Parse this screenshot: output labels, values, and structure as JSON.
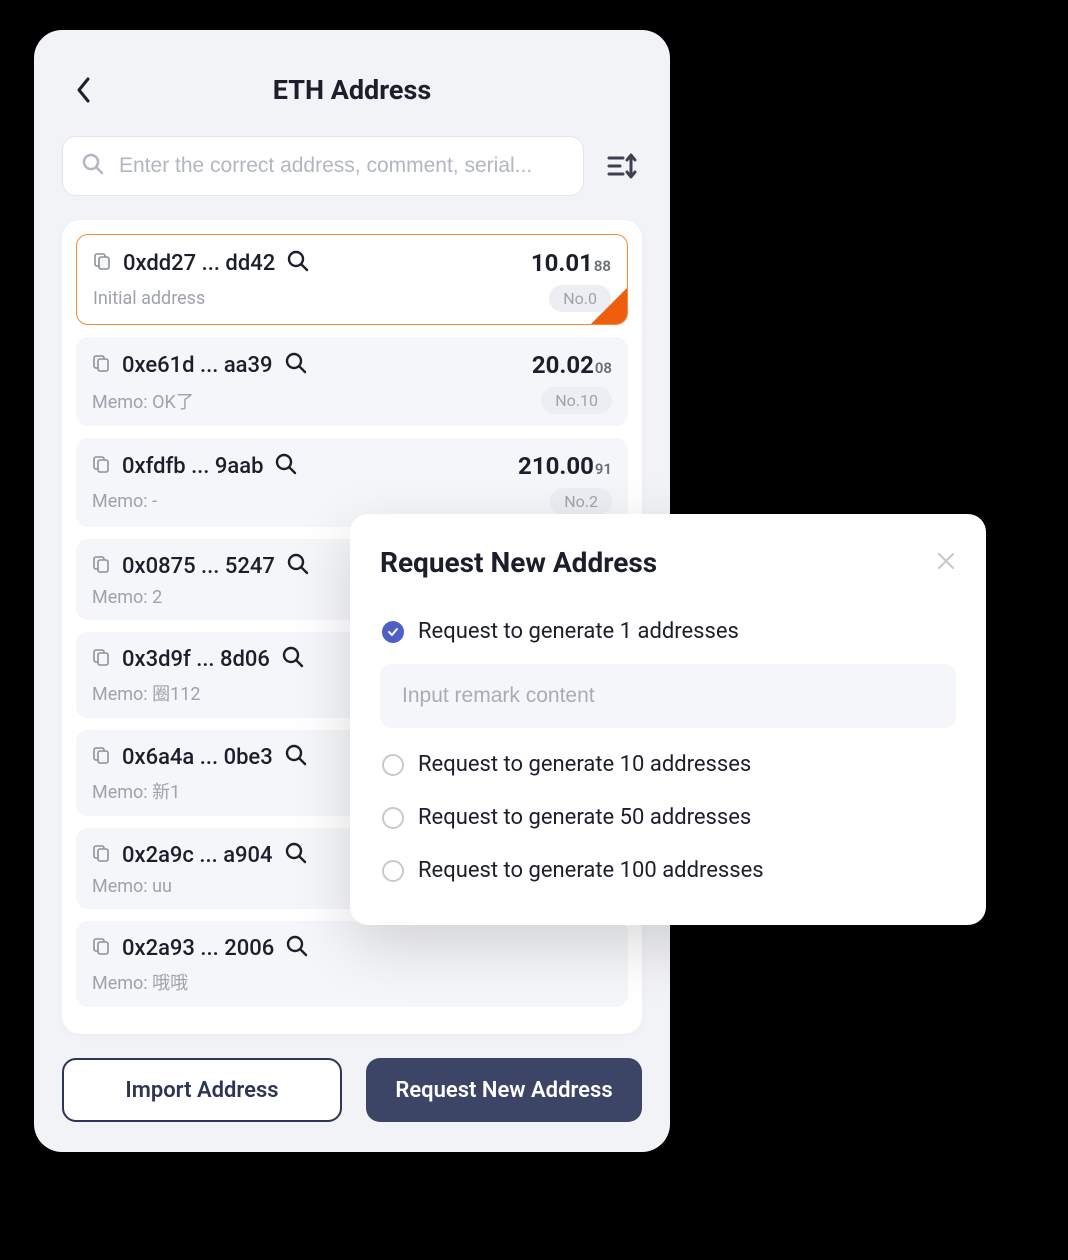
{
  "header": {
    "title": "ETH Address"
  },
  "search": {
    "placeholder": "Enter the correct address, comment, serial..."
  },
  "addresses": [
    {
      "addr": "0xdd27 ... dd42",
      "balance_main": "10.01",
      "balance_frac": "88",
      "memo": "Initial address",
      "badge": "No.0",
      "selected": true
    },
    {
      "addr": "0xe61d ... aa39",
      "balance_main": "20.02",
      "balance_frac": "08",
      "memo": "Memo: OK了",
      "badge": "No.10",
      "selected": false
    },
    {
      "addr": "0xfdfb ... 9aab",
      "balance_main": "210.00",
      "balance_frac": "91",
      "memo": "Memo: -",
      "badge": "No.2",
      "selected": false
    },
    {
      "addr": "0x0875 ... 5247",
      "balance_main": "",
      "balance_frac": "",
      "memo": "Memo: 2",
      "badge": "",
      "selected": false
    },
    {
      "addr": "0x3d9f ... 8d06",
      "balance_main": "",
      "balance_frac": "",
      "memo": "Memo: 圈112",
      "badge": "",
      "selected": false
    },
    {
      "addr": "0x6a4a ... 0be3",
      "balance_main": "",
      "balance_frac": "",
      "memo": "Memo: 新1",
      "badge": "",
      "selected": false
    },
    {
      "addr": "0x2a9c ... a904",
      "balance_main": "",
      "balance_frac": "",
      "memo": "Memo: uu",
      "badge": "",
      "selected": false
    },
    {
      "addr": "0x2a93 ... 2006",
      "balance_main": "",
      "balance_frac": "",
      "memo": "Memo: 哦哦",
      "badge": "",
      "selected": false
    }
  ],
  "footer": {
    "import_label": "Import Address",
    "request_label": "Request New Address"
  },
  "modal": {
    "title": "Request New Address",
    "remark_placeholder": "Input remark content",
    "options": [
      {
        "label": "Request to generate 1 addresses",
        "checked": true
      },
      {
        "label": "Request to generate 10 addresses",
        "checked": false
      },
      {
        "label": "Request to generate 50 addresses",
        "checked": false
      },
      {
        "label": "Request to generate 100 addresses",
        "checked": false
      }
    ]
  }
}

════════════════════

Objective: Leave the pictures out and reproduce all of the records exactly.

Solution for this task:
Parse this screenshot: output labels, values, and structure as JSON.
{
  "header": {
    "title": "ETH Address"
  },
  "search": {
    "placeholder": "Enter the correct address, comment, serial..."
  },
  "addresses": [
    {
      "addr": "0xdd27 ... dd42",
      "balance_main": "10.01",
      "balance_frac": "88",
      "memo": "Initial address",
      "badge": "No.0",
      "selected": true
    },
    {
      "addr": "0xe61d ... aa39",
      "balance_main": "20.02",
      "balance_frac": "08",
      "memo": "Memo: OK了",
      "badge": "No.10",
      "selected": false
    },
    {
      "addr": "0xfdfb ... 9aab",
      "balance_main": "210.00",
      "balance_frac": "91",
      "memo": "Memo: -",
      "badge": "No.2",
      "selected": false
    },
    {
      "addr": "0x0875 ... 5247",
      "balance_main": "",
      "balance_frac": "",
      "memo": "Memo: 2",
      "badge": "",
      "selected": false
    },
    {
      "addr": "0x3d9f ... 8d06",
      "balance_main": "",
      "balance_frac": "",
      "memo": "Memo: 圈112",
      "badge": "",
      "selected": false
    },
    {
      "addr": "0x6a4a ... 0be3",
      "balance_main": "",
      "balance_frac": "",
      "memo": "Memo: 新1",
      "badge": "",
      "selected": false
    },
    {
      "addr": "0x2a9c ... a904",
      "balance_main": "",
      "balance_frac": "",
      "memo": "Memo: uu",
      "badge": "",
      "selected": false
    },
    {
      "addr": "0x2a93 ... 2006",
      "balance_main": "",
      "balance_frac": "",
      "memo": "Memo: 哦哦",
      "badge": "",
      "selected": false
    }
  ],
  "footer": {
    "import_label": "Import Address",
    "request_label": "Request New Address"
  },
  "modal": {
    "title": "Request New Address",
    "remark_placeholder": "Input remark content",
    "options": [
      {
        "label": "Request to generate 1 addresses",
        "checked": true
      },
      {
        "label": "Request to generate 10 addresses",
        "checked": false
      },
      {
        "label": "Request to generate 50 addresses",
        "checked": false
      },
      {
        "label": "Request to generate 100 addresses",
        "checked": false
      }
    ]
  }
}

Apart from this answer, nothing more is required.